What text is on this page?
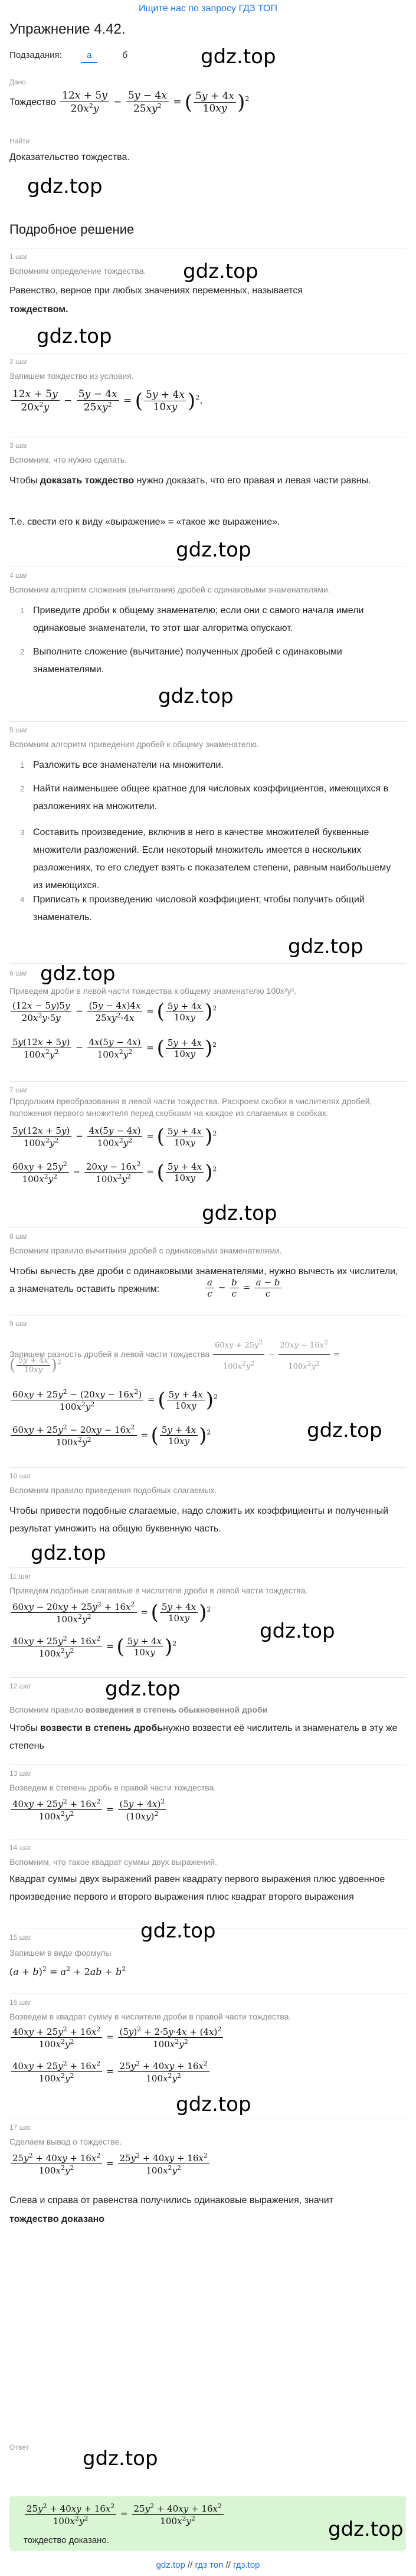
Ищите нас по запросу ГДЗ ТОП
Упражнение 4.42.
Подзадания:	а	б	gdz.top
Дано
Тождество $\frac{12x + 5y}{20x^2y} - \frac{5y - 4x}{25xy^2}$ = ( $\frac{5y + 4x}{10xy} )^2$
Найти
Доказательство тождества.
gdz.top
Подробное решение
1 шаг
Вспомним определение тождества.	gdz.top
Равенство, верное при любых значениях переменных, называется
тождеством.
gdz.top
2 шаг
Запишем тождество из условия.
$\frac{12x + 5y}{20x^2y} - \frac{5y - 4x}{25xy^2}$ = ( $\frac{5y + 4x}{10xy} )^2$.
3 шаг
Вспомним, что нужно сделать.
Чтобы доказать тождество нужно доказать, что его правая и левая части равны.
Т.е. свести его к виду «выражение» = «такое же выражение».
gdz.top
4 шаг
Вспомним алгоритм сложения (вычитания) дробей с одинаковыми знаменателями.
1 Приведите дроби к общему знаменателю; если они с самого начала имели одинаковые знаменатели, то этот шаг алгоритма опускают.
2 Выполните сложение (вычитание) полученных дробей с одинаковыми знаменателями.
gdz.top
5 шаг
Вспомним алгоритм приведения дробей к общему знаменателю.
1 Разложить все знаменатели на множители.
2 Найти наименьшее общее кратное для числовых коэффициентов, имеющихся в разложениях на множители.
3 Составить произведение, включив в него в качестве множителей буквенные множители разложений. Если некоторый множитель имеется в нескольких разложениях, то его следует взять с показателем степени, равным наибольшему из имеющихся.
4 Приписать к произведению числовой коэффициент, чтобы получить общий знаменатель.
gdz.top
6 шаг gdz.top
Приведем дроби в левой части тождества к общему знаменателю 100x²y².
$\frac{(12x - 5y)5y}{20x^2y\cdot 5y} - \frac{(5y - 4x)4x}{25xy^2\cdot 4x}$ = ( $\frac{5y + 4x}{10xy} )^2$
$\frac{5y(12x + 5y)}{100x^2y^2} - \frac{4x(5y - 4x)}{100x^2y^2}$ = ( $\frac{5y + 4x}{10xy} )^2$
7 шаг
Продолжим преобразования в левой части тождества. Раскроем скобки в числителях дробей, положения первого множителя перед скобками на каждое из слагаемых в скобках.
$\frac{5y(12x + 5y)}{100x^2y^2} - \frac{4x(5y - 4x)}{100x^2y^2}$ = ( $\frac{5y + 4x}{10xy} )^2$
$\frac{60xy + 25y^2}{100x^2y^2} - \frac{20xy - 16x^2}{100x^2y^2}$ = ( $\frac{5y + 4x}{10xy} )^2$
gdz.top
8 шаг
Вспомним правило вычитания дробей с одинаковыми знаменателями.
Чтобы вычесть две дроби с одинаковыми знаменателями, нужно вычесть их числители, а знаменатель оставить прежним:	$\frac{a}{c} - \frac{b}{c} = \frac{a - b}{c}$
9 шаг
Запишем разность дробей в левой части тождества $\frac{60xy + 25y^2}{100x^2y^2} - \frac{20xy - 16x^2}{100x^2y^2}$ =
( $\frac{5y + 4x}{10xy} )^2$
$\frac{60xy + 25y^2 - (20xy - 16x^2)}{100x^2y^2}$ = ( $\frac{5y + 4x}{10xy} )^2$
$\frac{60xy + 25y^2 - 20xy - 16x^2}{100x^2y^2}$ = ( $\frac{5y + 4x}{10xy} )^2$	gdz.top
10 шаг
Вспомним правило приведения подобных слагаемых.
Чтобы привести подобные слагаемые, надо сложить их коэффициенты и полученный результат умножить на общую буквенную часть.
gdz.top
11 шаг
Приведем подобные слагаемые в числителе дроби в левой части тождества.
$\frac{60xy - 20xy + 25y^2 + 16x^2}{100x^2y^2}$ = ( $\frac{5y + 4x}{10xy} )^2$
$\frac{40xy + 25y^2 + 16x^2}{100x^2y^2}$ = ( $\frac{5y + 4x}{10xy} )^2$
gdz.top
12 шаг	gdz.top
Вспомним правило возведения в степень обыкновенной дроби
Чтобы возвести в степень дробьнужно возвести её числитель и знаменатель в эту же степень
13 шаг
Возведем в степень дробь в правой части тождества.
$\frac{40xy + 25y^2 + 16x^2}{100x^2y^2} = \frac{(5y + 4x)^2}{(10xy)^2}$
14 шаг
Вспомним, что такое квадрат суммы двух выражений.
Квадрат суммы двух выражений равен квадрату первого выражения плюс удвоенное произведение первого и второго выражения плюс квадрат второго выражения
gdz.top
15 шаг
Запишем в виде формулы
$(a + b)^2 = a^2 + 2ab + b^2$
16 шаг
Возведем в квадрат сумму в числителе дроби в правой части тождества.
$\frac{40xy + 25y^2 + 16x^2}{100x^2y^2} = \frac{(5y)^2 + 2\cdot 5y\cdot 4x + (4x)^2}{100x^2y^2}$
$\frac{40xy + 25y^2 + 16x^2}{100x^2y^2} = \frac{25y^2 + 40xy + 16x^2}{100x^2y^2}$
gdz.top
17 шаг
Сделаем вывод о тождестве.
$\frac{25y^2 + 40xy + 16x^2}{100x^2y^2} = \frac{25y^2 + 40xy + 16x^2}{100x^2y^2}$
Слева и справа от равенства получились одинаковые выражения, значит
тождество доказано
Ответ	gdz.top
$\frac{25y^2 + 40xy + 16x^2}{100x^2y^2} = \frac{25y^2 + 40xy + 16x^2}{100x^2y^2}$
тождество доказано.	gdz.top
gdz.top // гдз топ // гдз.top
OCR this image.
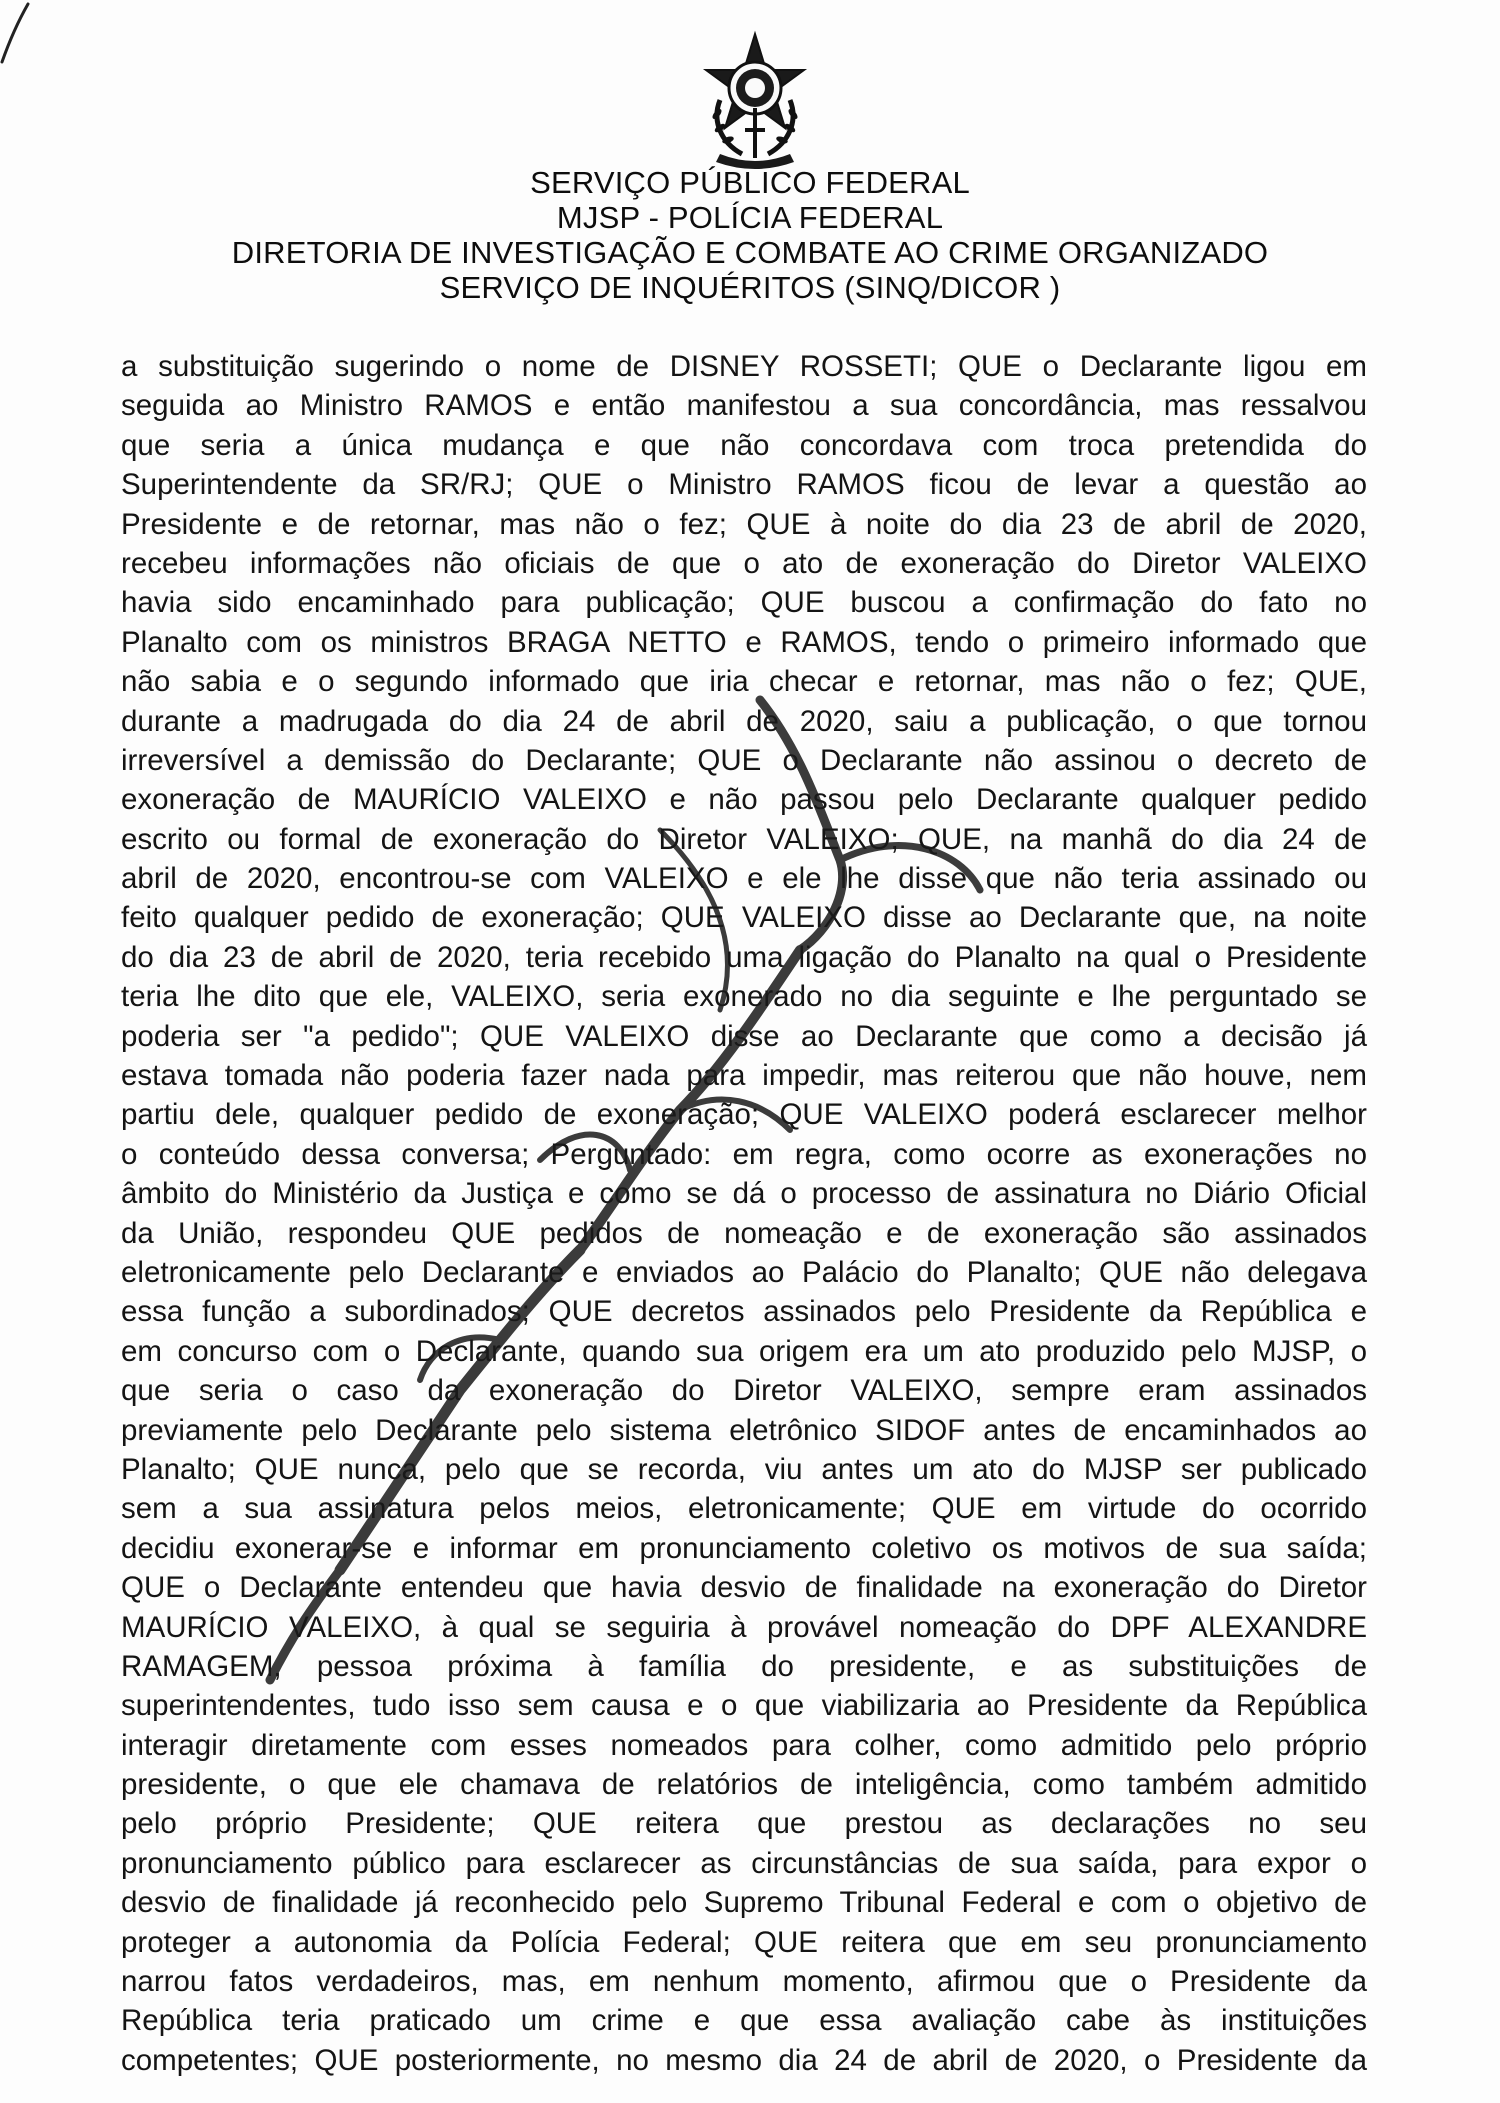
SERVIÇO PÚBLICO FEDERAL
MJSP - POLÍCIA FEDERAL
DIRETORIA DE INVESTIGAÇÃO E COMBATE AO CRIME ORGANIZADO
SERVIÇO DE INQUÉRITOS (SINQ/DICOR )
a substituição sugerindo o nome de DISNEY ROSSETI; QUE o Declarante ligou em
seguida ao Ministro RAMOS e então manifestou a sua concordância, mas ressalvou
que seria a única mudança e que não concordava com troca pretendida do
Superintendente da SR/RJ; QUE o Ministro RAMOS ficou de levar a questão ao
Presidente e de retornar, mas não o fez; QUE à noite do dia 23 de abril de 2020,
recebeu informações não oficiais de que o ato de exoneração do Diretor VALEIXO
havia sido encaminhado para publicação; QUE buscou a confirmação do fato no
Planalto com os ministros BRAGA NETTO e RAMOS, tendo o primeiro informado que
não sabia e o segundo informado que iria checar e retornar, mas não o fez; QUE,
durante a madrugada do dia 24 de abril de 2020, saiu a publicação, o que tornou
irreversível a demissão do Declarante; QUE o Declarante não assinou o decreto de
exoneração de MAURÍCIO VALEIXO e não passou pelo Declarante qualquer pedido
escrito ou formal de exoneração do Diretor VALEIXO; QUE, na manhã do dia 24 de
abril de 2020, encontrou-se com VALEIXO e ele lhe disse que não teria assinado ou
feito qualquer pedido de exoneração; QUE VALEIXO disse ao Declarante que, na noite
do dia 23 de abril de 2020, teria recebido uma ligação do Planalto na qual o Presidente
teria lhe dito que ele, VALEIXO, seria exonerado no dia seguinte e lhe perguntado se
poderia ser "a pedido"; QUE VALEIXO disse ao Declarante que como a decisão já
estava tomada não poderia fazer nada para impedir, mas reiterou que não houve, nem
partiu dele, qualquer pedido de exoneração; QUE VALEIXO poderá esclarecer melhor
o conteúdo dessa conversa; Perguntado: em regra, como ocorre as exonerações no
âmbito do Ministério da Justiça e como se dá o processo de assinatura no Diário Oficial
da União, respondeu QUE pedidos de nomeação e de exoneração são assinados
eletronicamente pelo Declarante e enviados ao Palácio do Planalto; QUE não delegava
essa função a subordinados; QUE decretos assinados pelo Presidente da República e
em concurso com o Declarante, quando sua origem era um ato produzido pelo MJSP, o
que seria o caso da exoneração do Diretor VALEIXO, sempre eram assinados
previamente pelo Declarante pelo sistema eletrônico SIDOF antes de encaminhados ao
Planalto; QUE nunca, pelo que se recorda, viu antes um ato do MJSP ser publicado
sem a sua assinatura pelos meios, eletronicamente; QUE em virtude do ocorrido
decidiu exonerar-se e informar em pronunciamento coletivo os motivos de sua saída;
QUE o Declarante entendeu que havia desvio de finalidade na exoneração do Diretor
MAURÍCIO VALEIXO, à qual se seguiria à provável nomeação do DPF ALEXANDRE
RAMAGEM, pessoa próxima à família do presidente, e as substituições de
superintendentes, tudo isso sem causa e o que viabilizaria ao Presidente da República
interagir diretamente com esses nomeados para colher, como admitido pelo próprio
presidente, o que ele chamava de relatórios de inteligência, como também admitido
pelo próprio Presidente; QUE reitera que prestou as declarações no seu
pronunciamento público para esclarecer as circunstâncias de sua saída, para expor o
desvio de finalidade já reconhecido pelo Supremo Tribunal Federal e com o objetivo de
proteger a autonomia da Polícia Federal; QUE reitera que em seu pronunciamento
narrou fatos verdadeiros, mas, em nenhum momento, afirmou que o Presidente da
República teria praticado um crime e que essa avaliação cabe às instituições
competentes; QUE posteriormente, no mesmo dia 24 de abril de 2020, o Presidente da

==================================================

__YOUR OBJECTIVE__. Select every line in the material above where the string "одинаковые" occurs, and copy it.

__TASK SOLUTION__.
1 Приведите дроби к общему знаменателю; если они с самого начала имели одинаковые знаменатели, то этот шаг алгоритма опускают.
Слева и справа от равенства получились одинаковые выражения, значит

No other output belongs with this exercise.